[Image region annotations]
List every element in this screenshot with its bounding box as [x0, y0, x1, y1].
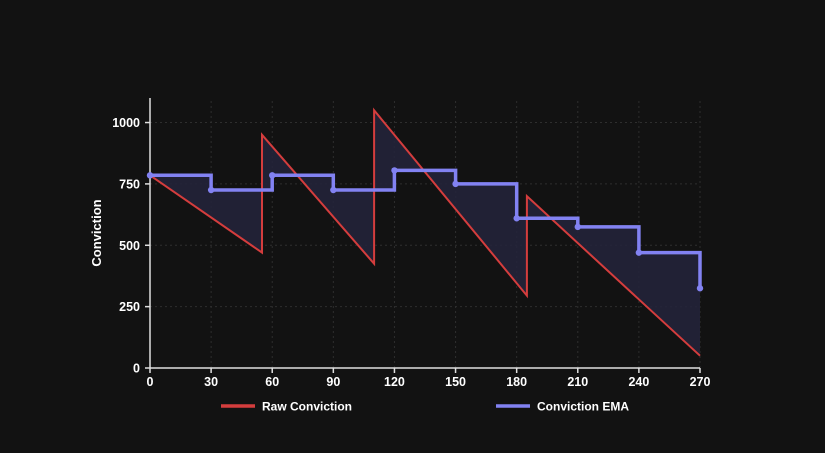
- x-tick-label-240: 240: [628, 375, 649, 389]
- y-tick-label-750: 750: [119, 177, 140, 191]
- y-tick-label-0: 0: [133, 362, 140, 376]
- ema-point-270: [696, 285, 704, 292]
- ema-point-120: [391, 167, 398, 174]
- x-tick-label-90: 90: [326, 375, 340, 389]
- y-axis-title: Conviction: [89, 199, 104, 266]
- tick-labels: 0 30 60 90 120 150 180 210 240 270 0 250 500 750 1000: [112, 116, 710, 389]
- ema-point-180: [513, 215, 520, 222]
- area-between-series: [150, 110, 700, 356]
- raw-conviction-series: [149, 107, 701, 357]
- raw-conviction-line: [149, 107, 701, 357]
- y-tick-label-1000: 1000: [112, 116, 140, 130]
- ema-point-30: [207, 186, 215, 194]
- ema-point-210: [574, 223, 581, 231]
- ema-point-0: [146, 172, 154, 179]
- x-tick-label-150: 150: [445, 375, 466, 389]
- x-tick-label-210: 210: [567, 375, 588, 389]
- x-tick-label-60: 60: [265, 375, 279, 389]
- ema-point-60: [269, 172, 276, 179]
- ema-point-240: [635, 249, 643, 256]
- y-tick-label-500: 500: [119, 239, 140, 253]
- conviction-ema-series: [146, 167, 704, 292]
- x-tick-label-180: 180: [506, 375, 527, 389]
- legend-label-raw-conviction: Raw Conviction: [262, 400, 352, 414]
- y-tick-label-250: 250: [119, 300, 140, 314]
- legend-label-conviction-ema: Conviction EMA: [537, 400, 629, 414]
- x-tick-label-270: 270: [690, 375, 711, 389]
- x-tick-label-120: 120: [384, 375, 405, 389]
- fill-area: [150, 110, 700, 356]
- x-tick-label-30: 30: [204, 375, 218, 389]
- ema-point-150: [452, 180, 459, 188]
- legend: Raw Conviction Conviction EMA: [221, 400, 629, 414]
- axes: [145, 98, 701, 373]
- conviction-ema-line: [150, 168, 702, 289]
- ema-point-90: [330, 186, 337, 194]
- x-tick-label-0: 0: [147, 375, 154, 389]
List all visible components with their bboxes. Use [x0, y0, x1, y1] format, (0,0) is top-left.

▶ **Exercise aim**
Can you repeat the lines of the material running from the line that contains "- x-tick-label-240: 240: [628, 375, 649, 389]" through the line that contains "- area-between-series: [150, 110, 700, 356]", inclusive?

▶ **Answer below**
- x-tick-label-240: 240: [628, 375, 649, 389]
- y-tick-label-750: 750: [119, 177, 140, 191]
- y-tick-label-0: 0: [133, 362, 140, 376]
- ema-point-270: [696, 285, 704, 292]
- ema-point-120: [391, 167, 398, 174]
- x-tick-label-90: 90: [326, 375, 340, 389]
- y-axis-title: Conviction: [89, 199, 104, 266]
- tick-labels: 0 30 60 90 120 150 180 210 240 270 0 250 500 750 1000: [112, 116, 710, 389]
- ema-point-180: [513, 215, 520, 222]
- area-between-series: [150, 110, 700, 356]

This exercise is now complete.